Rewrite all the lines in the records below, changing every "interactable" to "clickable" and keeping everything else unchanged. Leave the pictures out of your answer.
## Start
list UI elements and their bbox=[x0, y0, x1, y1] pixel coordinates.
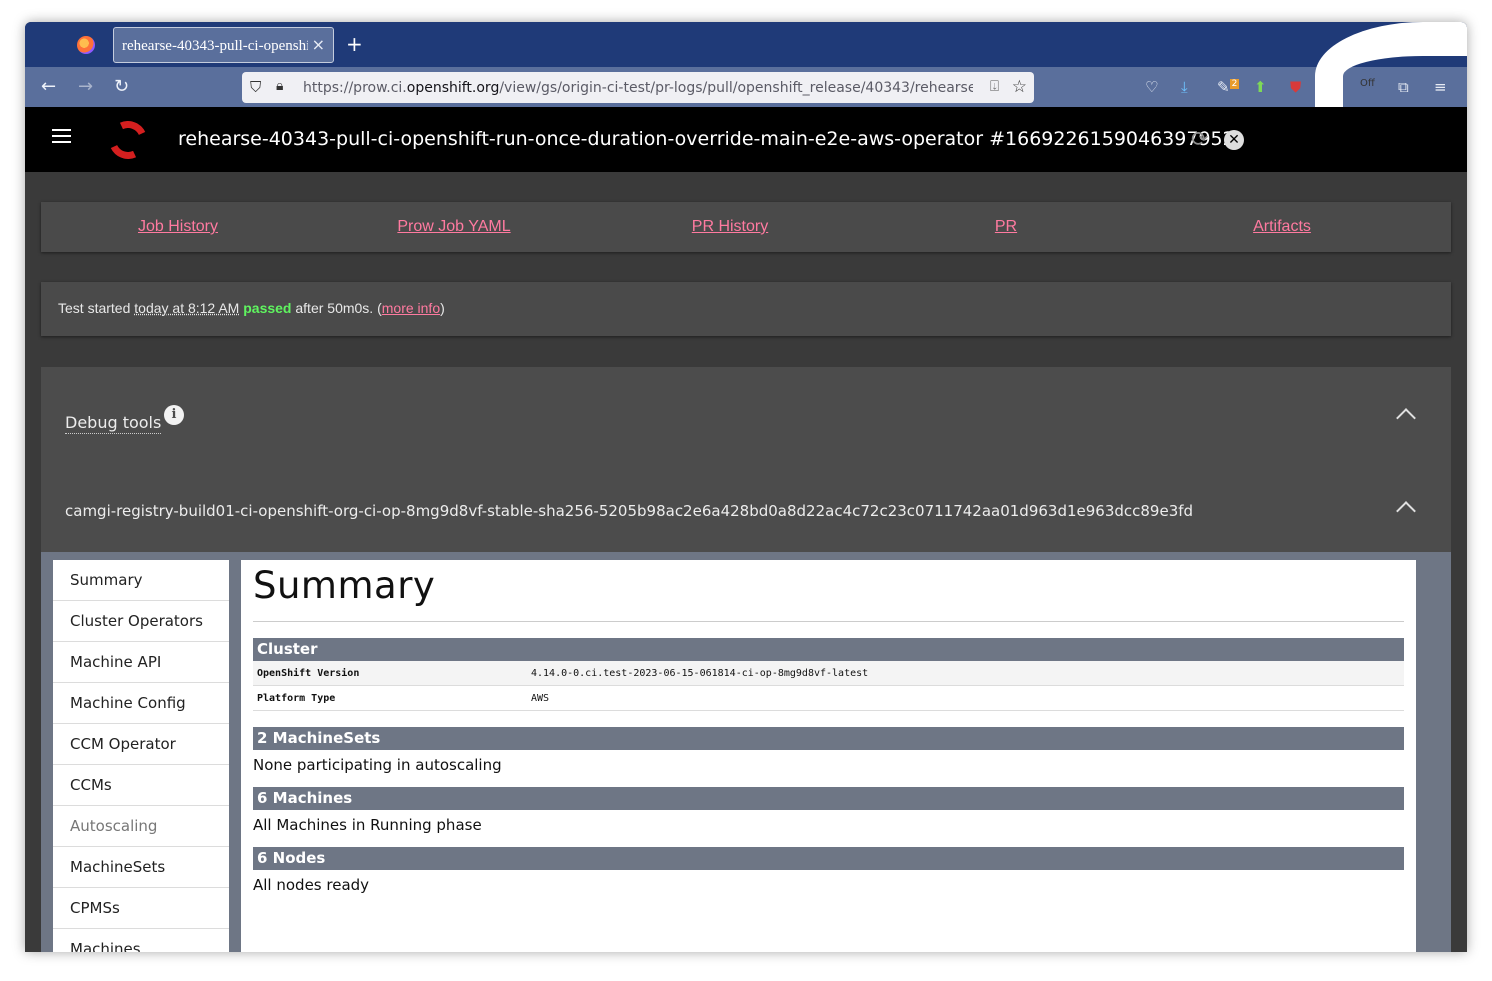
browser-tab[interactable]: rehearse-40343-pull-ci-openshift-run-onc… bbox=[113, 27, 334, 63]
debug-tools-title[interactable]: Debug tools bbox=[65, 413, 162, 434]
new-tab-button[interactable]: + bbox=[346, 32, 363, 56]
close-circle-icon[interactable]: ✕ bbox=[1224, 130, 1244, 150]
machines-text: All Machines in Running phase bbox=[253, 816, 482, 834]
tab-title: rehearse-40343-pull-ci-openshift-run-onc… bbox=[122, 38, 308, 54]
artifact-name[interactable]: camgi-registry-build01-ci-openshift-org-… bbox=[65, 502, 1193, 520]
ublock-icon[interactable]: ⛊ bbox=[1290, 78, 1301, 96]
lock-icon[interactable]: 🔒︎ bbox=[276, 78, 283, 94]
firefox-logo-icon[interactable] bbox=[77, 36, 95, 54]
more-info-link[interactable]: more info bbox=[382, 300, 440, 316]
page-content: Job History Prow Job YAML PR History PR … bbox=[25, 172, 1467, 952]
shield-icon[interactable]: ⛉ bbox=[250, 78, 261, 96]
addon-arrow-icon[interactable]: ⬆ bbox=[1254, 78, 1267, 96]
openshift-version-key: OpenShift Version bbox=[257, 668, 360, 679]
status-prefix: Test started bbox=[58, 300, 131, 316]
sidebar-item-ccm-operator[interactable]: CCM Operator bbox=[53, 724, 229, 765]
prow-job-yaml-link[interactable]: Prow Job YAML bbox=[397, 218, 510, 236]
url-host-domain: openshift.org bbox=[406, 80, 500, 96]
menu-icon[interactable] bbox=[52, 129, 71, 143]
platform-type-value: AWS bbox=[531, 693, 550, 704]
summary-panel: Summary Cluster OpenShift Version 4.14.0… bbox=[241, 560, 1416, 952]
summary-title: Summary bbox=[253, 564, 1404, 622]
cluster-heading: Cluster bbox=[253, 638, 1404, 661]
url-bar[interactable]: ⛉ 🔒︎ https://prow.ci.openshift.org/view/… bbox=[242, 72, 1034, 103]
pocket-icon[interactable]: ♡ bbox=[1145, 78, 1158, 96]
info-icon[interactable]: i bbox=[164, 405, 184, 425]
table-row: OpenShift Version 4.14.0-0.ci.test-2023-… bbox=[253, 661, 1404, 686]
tab-strip: rehearse-40343-pull-ci-openshift-run-onc… bbox=[25, 22, 1467, 67]
job-links-card: Job History Prow Job YAML PR History PR … bbox=[41, 202, 1451, 252]
page-action-icon[interactable]: ⍗ bbox=[990, 77, 999, 95]
status-duration: after 50m0s. ( bbox=[295, 300, 382, 316]
job-title: rehearse-40343-pull-ci-openshift-run-onc… bbox=[178, 128, 1235, 150]
report-sidebar: Summary Cluster Operators Machine API Ma… bbox=[53, 560, 229, 952]
app-header: rehearse-40343-pull-ci-openshift-run-onc… bbox=[25, 107, 1467, 172]
sidebar-item-machine-config[interactable]: Machine Config bbox=[53, 683, 229, 724]
machinesets-heading: 2 MachineSets bbox=[253, 727, 1404, 750]
openshift-logo-icon bbox=[103, 115, 153, 165]
job-history-link[interactable]: Job History bbox=[138, 218, 218, 236]
sidebar-item-autoscaling[interactable]: Autoscaling bbox=[53, 806, 229, 847]
openshift-version-value: 4.14.0-0.ci.test-2023-06-15-061814-ci-op… bbox=[531, 668, 869, 679]
refresh-icon[interactable]: ⟳ bbox=[1191, 127, 1209, 151]
sidebar-item-machine-api[interactable]: Machine API bbox=[53, 642, 229, 683]
camgi-report: Summary Cluster Operators Machine API Ma… bbox=[41, 552, 1451, 952]
url-text[interactable]: https://prow.ci.openshift.org/view/gs/or… bbox=[303, 80, 973, 96]
pr-link[interactable]: PR bbox=[995, 218, 1017, 236]
tab-close-icon[interactable]: × bbox=[312, 35, 325, 54]
collapse-chevron-icon[interactable] bbox=[1396, 408, 1416, 428]
extension-badge-count: 2 bbox=[1229, 79, 1240, 89]
extension-badge-icon[interactable]: ✎ 2 bbox=[1217, 78, 1240, 96]
nodes-heading: 6 Nodes bbox=[253, 847, 1404, 870]
artifacts-link[interactable]: Artifacts bbox=[1253, 218, 1311, 236]
sidebar-item-summary[interactable]: Summary bbox=[53, 560, 229, 601]
machinesets-text: None participating in autoscaling bbox=[253, 756, 502, 774]
platform-type-key: Platform Type bbox=[257, 693, 336, 704]
table-row: Platform Type AWS bbox=[253, 686, 1404, 711]
bookmark-star-icon[interactable]: ☆ bbox=[1012, 77, 1027, 97]
status-time: today at 8:12 AM bbox=[134, 300, 240, 316]
nodes-text: All nodes ready bbox=[253, 876, 370, 894]
sidebar-item-ccms[interactable]: CCMs bbox=[53, 765, 229, 806]
debug-tools-panel: Debug tools i camgi-registry-build01-ci-… bbox=[41, 367, 1451, 952]
status-card: Test started today at 8:12 AM passed aft… bbox=[41, 282, 1451, 336]
sidebar-item-cluster-operators[interactable]: Cluster Operators bbox=[53, 601, 229, 642]
status-line: Test started today at 8:12 AM passed aft… bbox=[58, 300, 445, 316]
status-close-paren: ) bbox=[440, 300, 445, 316]
back-arrow-icon[interactable]: ← bbox=[41, 76, 56, 97]
url-host-prefix: https://prow.ci. bbox=[303, 80, 407, 96]
sidebar-item-machines[interactable]: Machines bbox=[53, 929, 229, 952]
sidebar-item-machinesets[interactable]: MachineSets bbox=[53, 847, 229, 888]
pr-history-link[interactable]: PR History bbox=[692, 218, 768, 236]
reload-icon[interactable]: ↻ bbox=[114, 76, 129, 97]
downloads-icon[interactable]: ⤓ bbox=[1181, 78, 1188, 96]
machines-heading: 6 Machines bbox=[253, 787, 1404, 810]
artifact-collapse-chevron-icon[interactable] bbox=[1396, 501, 1416, 521]
navigation-bar: ← → ↻ ⛉ 🔒︎ https://prow.ci.openshift.org… bbox=[25, 67, 1467, 107]
forward-arrow-icon[interactable]: → bbox=[78, 76, 93, 97]
status-result: passed bbox=[243, 300, 292, 316]
url-path: /view/gs/origin-ci-test/pr-logs/pull/ope… bbox=[499, 80, 973, 96]
sidebar-item-cpmss[interactable]: CPMSs bbox=[53, 888, 229, 929]
browser-window: rehearse-40343-pull-ci-openshift-run-onc… bbox=[25, 22, 1467, 952]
## End
__RESPONSE TO THIS EXERCISE__.
list UI elements and their bbox=[x0, y0, x1, y1] pixel coordinates.
browser-tab[clickable]: rehearse-40343-pull-ci-openshift-run-onc… bbox=[113, 27, 334, 63]
debug-tools-title[clickable]: Debug tools bbox=[65, 413, 162, 434]
new-tab-button[clickable]: + bbox=[346, 32, 363, 56]
close-circle-icon[clickable]: ✕ bbox=[1224, 130, 1244, 150]
machines-text: All Machines in Running phase bbox=[253, 816, 482, 834]
tab-title: rehearse-40343-pull-ci-openshift-run-onc… bbox=[122, 38, 308, 54]
artifact-name[clickable]: camgi-registry-build01-ci-openshift-org-… bbox=[65, 502, 1193, 520]
ublock-icon[clickable]: ⛊ bbox=[1290, 78, 1301, 96]
lock-icon[clickable]: 🔒︎ bbox=[276, 78, 283, 94]
firefox-logo-icon[clickable] bbox=[77, 36, 95, 54]
more-info-link[clickable]: more info bbox=[382, 300, 440, 316]
page-content: Job History Prow Job YAML PR History PR … bbox=[25, 172, 1467, 952]
shield-icon[clickable]: ⛉ bbox=[250, 78, 261, 96]
addon-arrow-icon[clickable]: ⬆ bbox=[1254, 78, 1267, 96]
openshift-version-key: OpenShift Version bbox=[257, 668, 360, 679]
status-prefix: Test started bbox=[58, 300, 131, 316]
sidebar-item-ccm-operator[clickable]: CCM Operator bbox=[53, 724, 229, 765]
prow-job-yaml-link[clickable]: Prow Job YAML bbox=[397, 218, 510, 236]
url-host-domain: openshift.org bbox=[406, 80, 500, 96]
menu-icon[clickable] bbox=[52, 129, 71, 143]
platform-type-value: AWS bbox=[531, 693, 550, 704]
summary-panel: Summary Cluster OpenShift Version 4.14.0… bbox=[241, 560, 1416, 952]
summary-title: Summary bbox=[253, 564, 1404, 622]
cluster-heading: Cluster bbox=[253, 638, 1404, 661]
url-bar[clickable]: ⛉ 🔒︎ https://prow.ci.openshift.org/view/… bbox=[242, 72, 1034, 103]
pocket-icon[clickable]: ♡ bbox=[1145, 78, 1158, 96]
info-icon[clickable]: i bbox=[164, 405, 184, 425]
table-row: OpenShift Version 4.14.0-0.ci.test-2023-… bbox=[253, 661, 1404, 686]
tab-strip: rehearse-40343-pull-ci-openshift-run-onc… bbox=[25, 22, 1467, 67]
job-links-card: Job History Prow Job YAML PR History PR … bbox=[41, 202, 1451, 252]
page-action-icon[clickable]: ⍗ bbox=[990, 77, 999, 95]
status-duration: after 50m0s. ( bbox=[295, 300, 382, 316]
job-title: rehearse-40343-pull-ci-openshift-run-onc… bbox=[178, 128, 1235, 150]
report-sidebar: Summary Cluster Operators Machine API Ma… bbox=[53, 560, 229, 952]
app-header: rehearse-40343-pull-ci-openshift-run-onc… bbox=[25, 107, 1467, 172]
sidebar-item-machine-config[clickable]: Machine Config bbox=[53, 683, 229, 724]
machinesets-heading: 2 MachineSets bbox=[253, 727, 1404, 750]
openshift-logo-icon bbox=[103, 115, 153, 165]
job-history-link[clickable]: Job History bbox=[138, 218, 218, 236]
sidebar-item-autoscaling[clickable]: Autoscaling bbox=[53, 806, 229, 847]
openshift-version-value: 4.14.0-0.ci.test-2023-06-15-061814-ci-op… bbox=[531, 668, 869, 679]
refresh-icon[clickable]: ⟳ bbox=[1191, 127, 1209, 151]
sidebar-item-machine-api[clickable]: Machine API bbox=[53, 642, 229, 683]
camgi-report: Summary Cluster Operators Machine API Ma… bbox=[41, 552, 1451, 952]
url-text[clickable]: https://prow.ci.openshift.org/view/gs/or… bbox=[303, 80, 973, 96]
pr-link[clickable]: PR bbox=[995, 218, 1017, 236]
tab-close-icon[clickable]: × bbox=[312, 35, 325, 54]
collapse-chevron-icon[clickable] bbox=[1396, 408, 1416, 428]
extension-badge-count: 2 bbox=[1229, 79, 1240, 89]
extension-badge-icon[clickable]: ✎ 2 bbox=[1217, 78, 1240, 96]
nodes-heading: 6 Nodes bbox=[253, 847, 1404, 870]
artifacts-link[clickable]: Artifacts bbox=[1253, 218, 1311, 236]
sidebar-item-summary[clickable]: Summary bbox=[53, 560, 229, 601]
machinesets-text: None participating in autoscaling bbox=[253, 756, 502, 774]
platform-type-key: Platform Type bbox=[257, 693, 336, 704]
table-row: Platform Type AWS bbox=[253, 686, 1404, 711]
bookmark-star-icon[clickable]: ☆ bbox=[1012, 77, 1027, 97]
status-time: today at 8:12 AM bbox=[134, 300, 240, 316]
nodes-text: All nodes ready bbox=[253, 876, 370, 894]
sidebar-item-ccms[clickable]: CCMs bbox=[53, 765, 229, 806]
debug-tools-panel: Debug tools i camgi-registry-build01-ci-… bbox=[41, 367, 1451, 952]
status-card: Test started today at 8:12 AM passed aft… bbox=[41, 282, 1451, 336]
sidebar-item-cluster-operators[clickable]: Cluster Operators bbox=[53, 601, 229, 642]
status-line: Test started today at 8:12 AM passed aft… bbox=[58, 300, 445, 316]
status-close-paren: ) bbox=[440, 300, 445, 316]
back-arrow-icon[clickable]: ← bbox=[41, 76, 56, 97]
url-host-prefix: https://prow.ci. bbox=[303, 80, 407, 96]
sidebar-item-machines[clickable]: Machines bbox=[53, 929, 229, 952]
sidebar-item-machinesets[clickable]: MachineSets bbox=[53, 847, 229, 888]
pr-history-link[clickable]: PR History bbox=[692, 218, 768, 236]
reload-icon[clickable]: ↻ bbox=[114, 76, 129, 97]
downloads-icon[clickable]: ⤓ bbox=[1181, 78, 1188, 96]
machines-heading: 6 Machines bbox=[253, 787, 1404, 810]
artifact-collapse-chevron-icon[clickable] bbox=[1396, 501, 1416, 521]
navigation-bar: ← → ↻ ⛉ 🔒︎ https://prow.ci.openshift.org… bbox=[25, 67, 1467, 107]
forward-arrow-icon[clickable]: → bbox=[78, 76, 93, 97]
status-result: passed bbox=[243, 300, 292, 316]
url-path: /view/gs/origin-ci-test/pr-logs/pull/ope… bbox=[499, 80, 973, 96]
sidebar-item-cpmss[clickable]: CPMSs bbox=[53, 888, 229, 929]
browser-window: rehearse-40343-pull-ci-openshift-run-onc… bbox=[25, 22, 1467, 952]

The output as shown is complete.